= Exercise description =
Gather the lines that hold the string "this".

(Source records)
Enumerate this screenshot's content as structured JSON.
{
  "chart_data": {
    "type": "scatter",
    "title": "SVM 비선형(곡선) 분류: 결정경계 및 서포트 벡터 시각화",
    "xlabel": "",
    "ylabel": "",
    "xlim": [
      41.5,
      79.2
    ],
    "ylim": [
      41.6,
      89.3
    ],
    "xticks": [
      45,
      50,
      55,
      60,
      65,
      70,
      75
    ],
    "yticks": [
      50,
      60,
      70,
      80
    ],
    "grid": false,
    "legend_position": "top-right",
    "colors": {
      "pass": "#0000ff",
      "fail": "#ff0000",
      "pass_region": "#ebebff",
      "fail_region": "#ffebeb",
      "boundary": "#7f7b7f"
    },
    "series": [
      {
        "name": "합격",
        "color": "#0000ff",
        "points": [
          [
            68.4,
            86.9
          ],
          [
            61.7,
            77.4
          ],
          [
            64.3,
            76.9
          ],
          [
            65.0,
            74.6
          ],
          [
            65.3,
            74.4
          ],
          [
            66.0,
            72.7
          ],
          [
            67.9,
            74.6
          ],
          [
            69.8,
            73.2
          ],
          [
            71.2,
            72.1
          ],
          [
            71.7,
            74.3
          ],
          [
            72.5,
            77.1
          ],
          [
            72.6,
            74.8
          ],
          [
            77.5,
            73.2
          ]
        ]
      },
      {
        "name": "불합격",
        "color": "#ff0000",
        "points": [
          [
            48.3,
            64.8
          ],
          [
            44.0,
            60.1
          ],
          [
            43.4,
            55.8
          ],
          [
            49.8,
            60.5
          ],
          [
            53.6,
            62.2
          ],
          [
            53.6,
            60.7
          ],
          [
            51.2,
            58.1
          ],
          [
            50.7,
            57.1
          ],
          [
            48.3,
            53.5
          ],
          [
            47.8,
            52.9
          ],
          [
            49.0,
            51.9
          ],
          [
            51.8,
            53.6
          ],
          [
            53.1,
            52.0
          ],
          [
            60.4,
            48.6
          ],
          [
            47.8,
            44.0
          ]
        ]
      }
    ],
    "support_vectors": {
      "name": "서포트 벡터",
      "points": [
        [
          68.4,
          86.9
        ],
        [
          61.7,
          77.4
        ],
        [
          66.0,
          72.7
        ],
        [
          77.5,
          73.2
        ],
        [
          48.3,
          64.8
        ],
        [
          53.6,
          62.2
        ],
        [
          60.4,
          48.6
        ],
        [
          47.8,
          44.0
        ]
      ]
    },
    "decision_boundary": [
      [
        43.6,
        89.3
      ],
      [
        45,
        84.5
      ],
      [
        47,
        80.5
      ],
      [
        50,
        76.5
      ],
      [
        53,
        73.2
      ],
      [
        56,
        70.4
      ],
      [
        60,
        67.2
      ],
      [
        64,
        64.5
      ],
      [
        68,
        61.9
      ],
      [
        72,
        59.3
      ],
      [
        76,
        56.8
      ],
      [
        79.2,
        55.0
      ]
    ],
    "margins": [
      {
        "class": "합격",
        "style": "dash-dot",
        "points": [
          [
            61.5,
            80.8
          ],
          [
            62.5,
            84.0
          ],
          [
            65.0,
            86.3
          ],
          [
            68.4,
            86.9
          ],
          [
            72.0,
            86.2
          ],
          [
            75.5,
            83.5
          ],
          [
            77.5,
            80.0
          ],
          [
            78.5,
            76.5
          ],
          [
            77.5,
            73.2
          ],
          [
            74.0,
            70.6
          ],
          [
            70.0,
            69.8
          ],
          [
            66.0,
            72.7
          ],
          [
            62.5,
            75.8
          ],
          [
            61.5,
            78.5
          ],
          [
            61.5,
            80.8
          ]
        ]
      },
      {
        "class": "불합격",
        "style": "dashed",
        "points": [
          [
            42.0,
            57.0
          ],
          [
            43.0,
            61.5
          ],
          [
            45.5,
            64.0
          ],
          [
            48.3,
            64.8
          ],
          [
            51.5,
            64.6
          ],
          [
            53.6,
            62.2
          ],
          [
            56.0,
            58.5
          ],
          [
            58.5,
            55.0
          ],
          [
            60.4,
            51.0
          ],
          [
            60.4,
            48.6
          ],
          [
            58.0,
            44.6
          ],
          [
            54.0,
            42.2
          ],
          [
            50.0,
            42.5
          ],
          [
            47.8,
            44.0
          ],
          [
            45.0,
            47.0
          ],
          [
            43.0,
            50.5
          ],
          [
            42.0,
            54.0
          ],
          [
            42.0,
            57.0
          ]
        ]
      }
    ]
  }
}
* * *
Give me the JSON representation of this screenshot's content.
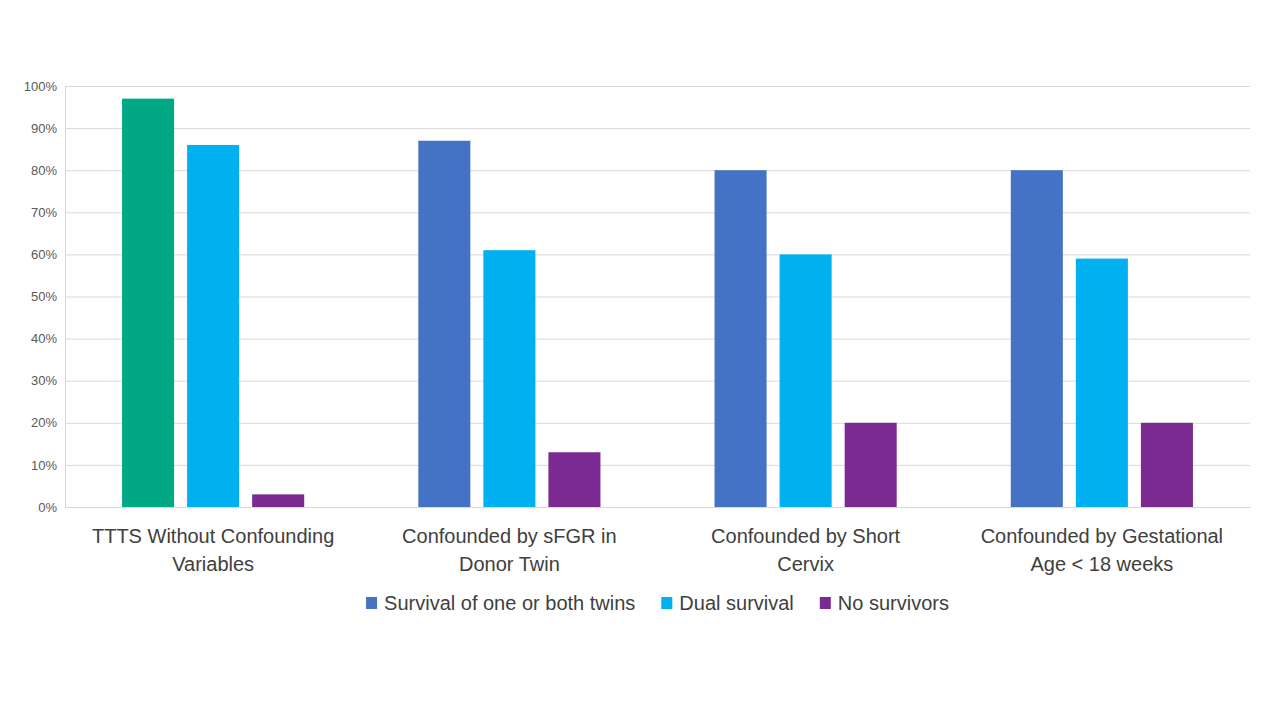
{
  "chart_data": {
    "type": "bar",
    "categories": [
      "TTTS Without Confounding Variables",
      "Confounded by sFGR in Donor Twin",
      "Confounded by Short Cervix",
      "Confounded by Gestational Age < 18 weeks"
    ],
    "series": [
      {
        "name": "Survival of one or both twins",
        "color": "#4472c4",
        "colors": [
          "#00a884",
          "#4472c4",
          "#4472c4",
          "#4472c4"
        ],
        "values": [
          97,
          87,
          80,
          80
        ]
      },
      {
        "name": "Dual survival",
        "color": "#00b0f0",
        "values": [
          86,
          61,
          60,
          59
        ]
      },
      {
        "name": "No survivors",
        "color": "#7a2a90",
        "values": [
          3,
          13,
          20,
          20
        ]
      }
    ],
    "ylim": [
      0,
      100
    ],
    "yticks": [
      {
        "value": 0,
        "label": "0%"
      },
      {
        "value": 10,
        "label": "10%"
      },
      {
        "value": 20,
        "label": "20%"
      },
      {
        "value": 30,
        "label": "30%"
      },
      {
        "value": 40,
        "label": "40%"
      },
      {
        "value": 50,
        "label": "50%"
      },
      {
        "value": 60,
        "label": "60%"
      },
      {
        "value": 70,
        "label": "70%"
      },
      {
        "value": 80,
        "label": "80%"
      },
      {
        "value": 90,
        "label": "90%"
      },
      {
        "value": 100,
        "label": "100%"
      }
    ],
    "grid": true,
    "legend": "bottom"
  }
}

= The reply =
Enumerate this screenshot's content as structured JSON.
Give me the JSON representation of this screenshot's content.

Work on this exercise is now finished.